• [KETENTUAN TUGAS]:
a - Jawablah pertanyaan berikut berdasarkan teks tentang Tamiang, dengan menandai setiap jawaban sesuai nomornya.
(i) Buku apa yang menyebut "Tumihang"?
(ii) Di bandar mana Negeri Tamiang berpusat pada masa Raja Tan Ganda?
(iii) Siapa raja Kerajaan Bukit Karang yang memerintah pada tahun 1088-1122?
b - Ulangi dengan tepat bagian teks tentang Tamiang yang dibuka dengan kata-kata yang memuat "Pada tahun 960, di" dan ditutup dengan "Tan Penok (1150-1190).".

• [KUTIPAN TEKS]:
------------------------------------------------------------
Kesultanan Benua Tamiang
merupakan kerajaan Islam tertua di Aceh, Indonesia, setelah Kesultanan Perlak.
Belum ditemukan data dan sumber yang pasti tentang kapan masuknya Islam, proses
perkembangannya, hingga mulai terbentuk Kesultanan Benua Tamiang yang telah
dipengaruhi oleh sistem politik yang berasaskan Islam.
Sejarah mengenai negeri Tamiang
itu sendiri bersumber pada data-data sejarah, seperti dalam Prasasti Sriwijaya,
buku Wee Pei Shih yang mencatat Negeri Kan Pei Chiang (Tamiang), dan buku
Nagarakretagama yang menyebut "Tumihang", serta benda-benda
peninggalan budaya yang terdapat pada situs Tamiang.
Pada tahun 960, di wilayah Aceh
Timur telah berkuasa seorang raja di Negeri Tamiang bernama Tan Ganda. Negeri
ini berpusat di Bandar Serangjaya. Bandar ini pernah diserang oleh Raja Indra
Cola I yang menyebabkan Raja Tan Ganda meninggal. Anak Raja Tan Ganda, Tan
Penuh berhasil melarikan diri dari serangan itu. Ketika kondisi Negeri Tamiang
telah aman, ia memindahkan pusat pemerintahan ke daerah pedalaman, yaitu Bandar
Bukit Karang, di dekat Sungai Simpang Kanan. Sejak saat pemindahan itu, maka
mulai berdirilah Kerajaan Bukit Karang dengan raja-rajanya sebagai berikut: Tan
Penuh (1023-1044); Tan Kelat (1044-1088); Tan Indah (1088-1122); Tan Banda
(1122-1150); dan Tan Penok (1150-1190).
------------------------------------------------------------
• [BAHAN]:
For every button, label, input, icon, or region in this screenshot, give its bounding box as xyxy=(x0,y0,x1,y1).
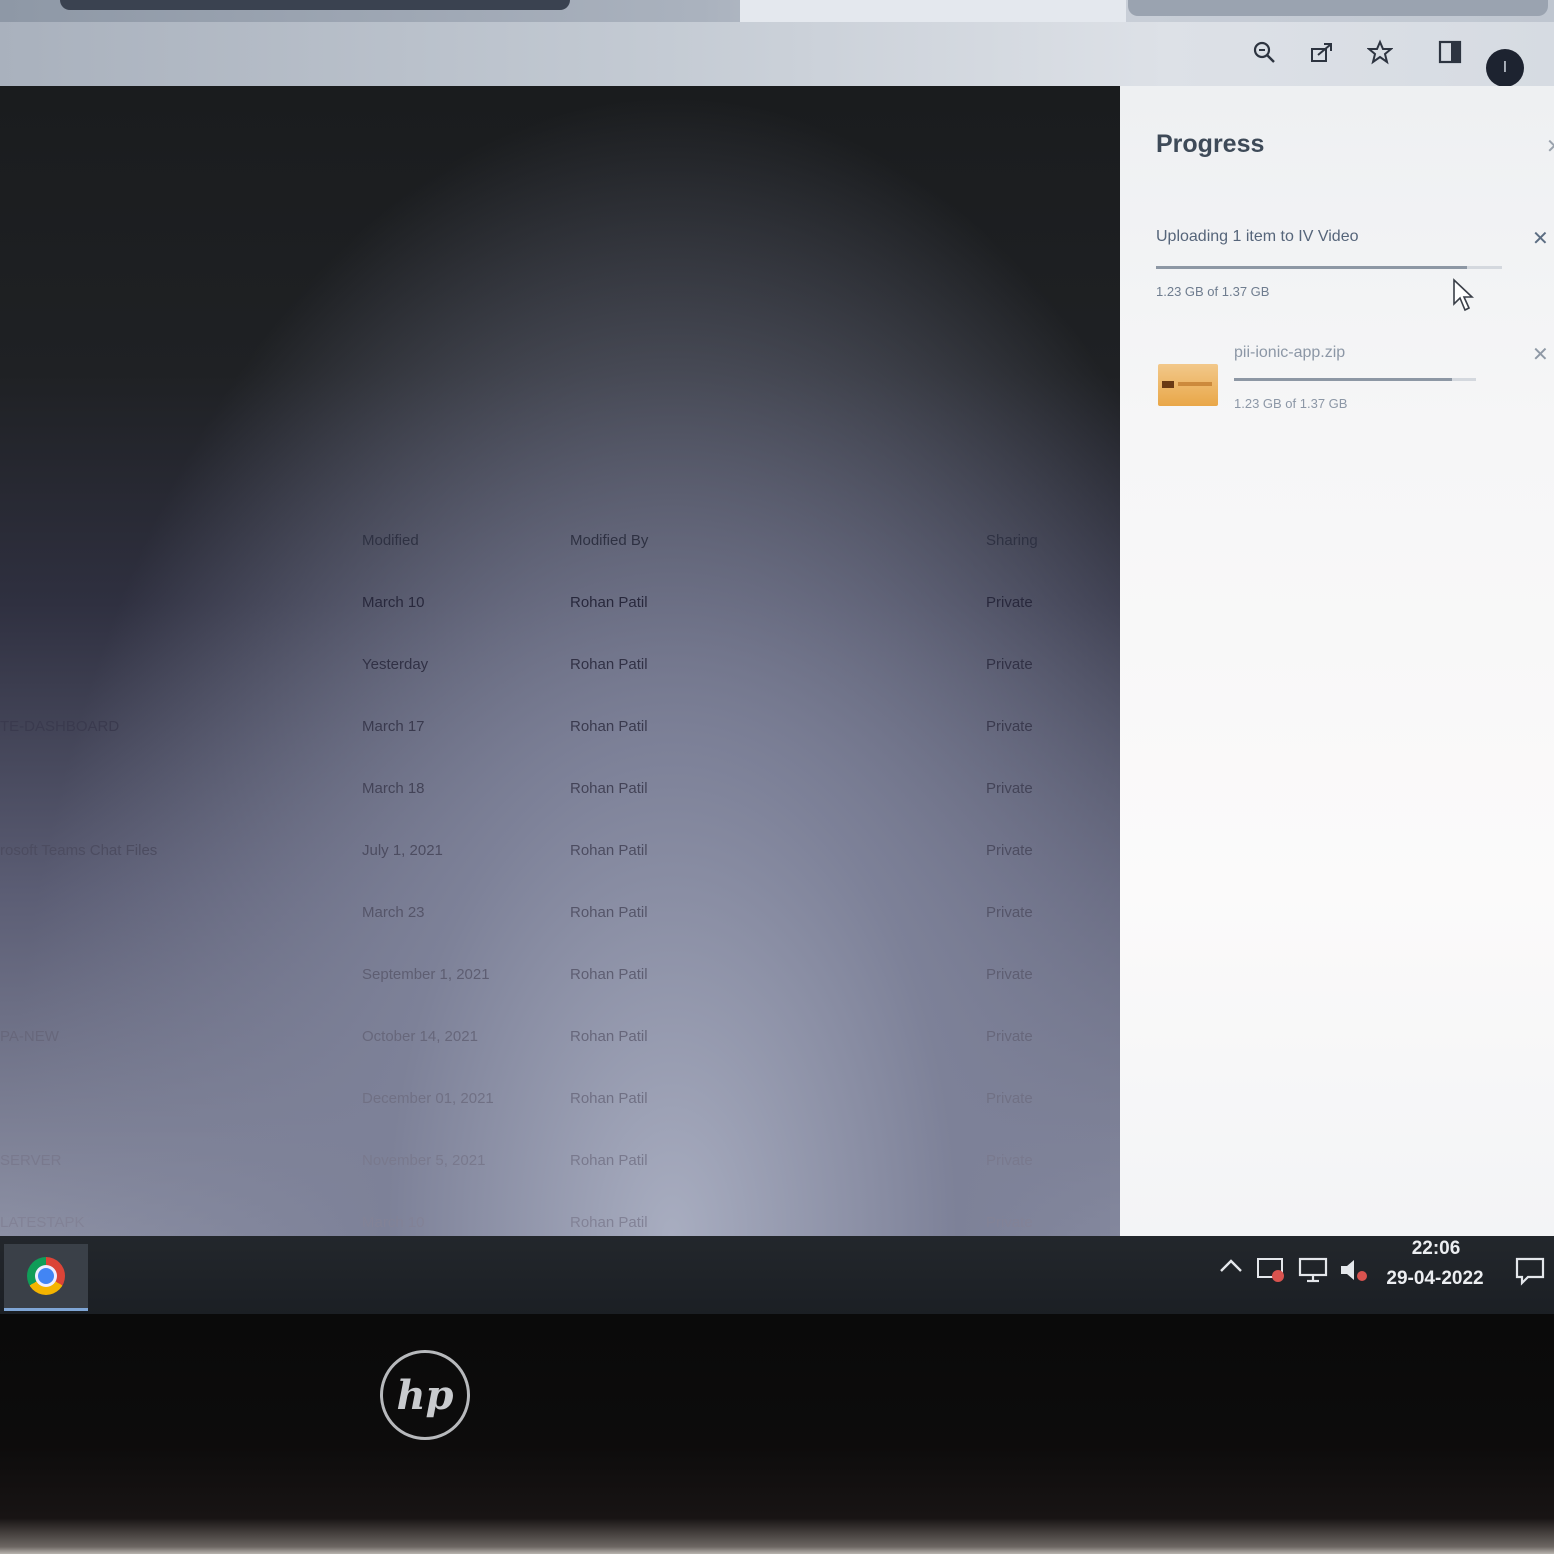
------------------------------------------------------------
• [DAFTAR JAWABAN]:
a -
(i) Nagarakretagama
(ii) Bandar Serangjaya
(iii) Tan Indah

b -
Pada tahun 960, di wilayah Aceh
Timur telah berkuasa seorang raja di Negeri Tamiang bernama Tan Ganda. Negeri
ini berpusat di Bandar Serangjaya. Bandar ini pernah diserang oleh Raja Indra
Cola I yang menyebabkan Raja Tan Ganda meninggal. Anak Raja Tan Ganda, Tan
Penuh berhasil melarikan diri dari serangan itu. Ketika kondisi Negeri Tamiang
telah aman, ia memindahkan pusat pemerintahan ke daerah pedalaman, yaitu Bandar
Bukit Karang, di dekat Sungai Simpang Kanan. Sejak saat pemindahan itu, maka
mulai berdirilah Kerajaan Bukit Karang dengan raja-rajanya sebagai berikut: Tan
Penuh (1023-1044); Tan Kelat (1044-1088); Tan Indah (1088-1122); Tan Banda
(1122-1150); dan Tan Penok (1150-1190).